Instructions to follow
Return all lines with the word "name" in them.

(Figure dataset records)
◇ ◇ ◇ ◇ ◇ ◇ ◇
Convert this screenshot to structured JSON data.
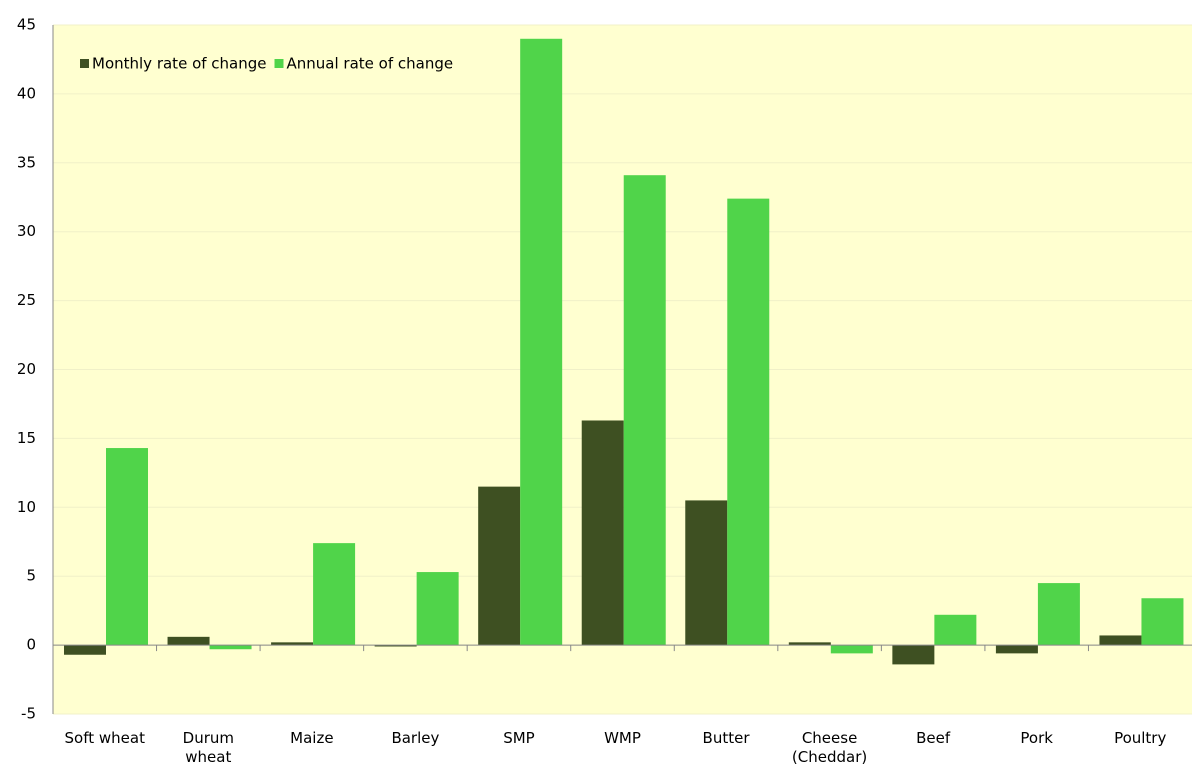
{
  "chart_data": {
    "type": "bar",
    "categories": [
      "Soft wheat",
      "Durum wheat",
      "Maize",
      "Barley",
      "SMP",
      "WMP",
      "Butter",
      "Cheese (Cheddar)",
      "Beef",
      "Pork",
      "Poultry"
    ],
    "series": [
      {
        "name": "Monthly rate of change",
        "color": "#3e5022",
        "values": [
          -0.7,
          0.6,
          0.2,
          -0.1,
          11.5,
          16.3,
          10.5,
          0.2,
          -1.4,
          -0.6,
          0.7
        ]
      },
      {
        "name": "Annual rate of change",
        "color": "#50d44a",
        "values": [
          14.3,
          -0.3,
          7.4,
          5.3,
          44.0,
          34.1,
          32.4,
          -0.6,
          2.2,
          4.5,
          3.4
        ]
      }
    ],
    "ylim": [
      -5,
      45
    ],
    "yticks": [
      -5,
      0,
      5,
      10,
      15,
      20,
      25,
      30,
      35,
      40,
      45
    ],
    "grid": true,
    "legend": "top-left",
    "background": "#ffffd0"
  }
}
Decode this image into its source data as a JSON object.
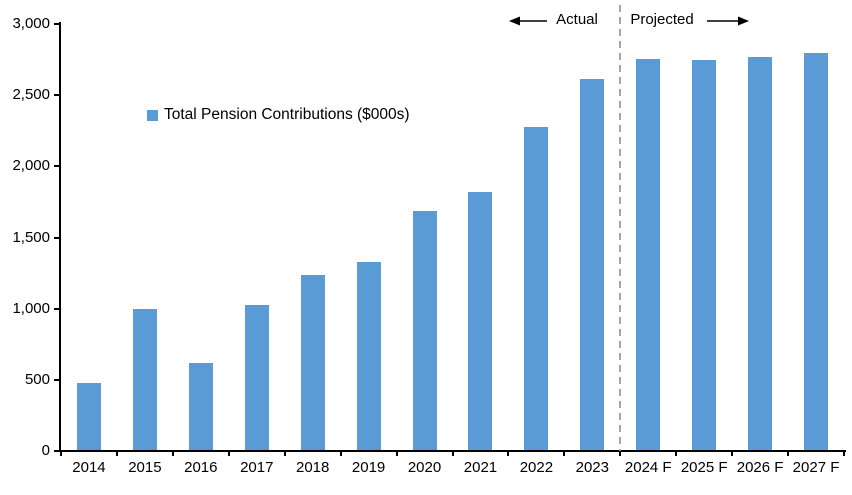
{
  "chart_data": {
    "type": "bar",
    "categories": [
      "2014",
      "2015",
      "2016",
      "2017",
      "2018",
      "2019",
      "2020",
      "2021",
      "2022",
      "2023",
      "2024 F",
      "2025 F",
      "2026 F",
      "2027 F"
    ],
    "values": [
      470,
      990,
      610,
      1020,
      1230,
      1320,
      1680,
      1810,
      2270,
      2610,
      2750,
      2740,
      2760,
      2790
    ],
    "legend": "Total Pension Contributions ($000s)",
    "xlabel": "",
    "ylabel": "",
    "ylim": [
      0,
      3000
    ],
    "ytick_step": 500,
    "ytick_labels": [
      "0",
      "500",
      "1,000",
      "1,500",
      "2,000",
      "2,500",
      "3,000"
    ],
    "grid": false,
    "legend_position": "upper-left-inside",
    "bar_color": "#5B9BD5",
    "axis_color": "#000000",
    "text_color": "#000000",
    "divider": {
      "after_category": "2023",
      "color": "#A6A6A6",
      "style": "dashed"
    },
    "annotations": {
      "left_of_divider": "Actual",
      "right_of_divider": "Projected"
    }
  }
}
◇ ◇ ◇ ◇ ◇ ◇ ◇
Solution to the problem
        "name": "Monthly rate of change",
        "name": "Annual rate of change",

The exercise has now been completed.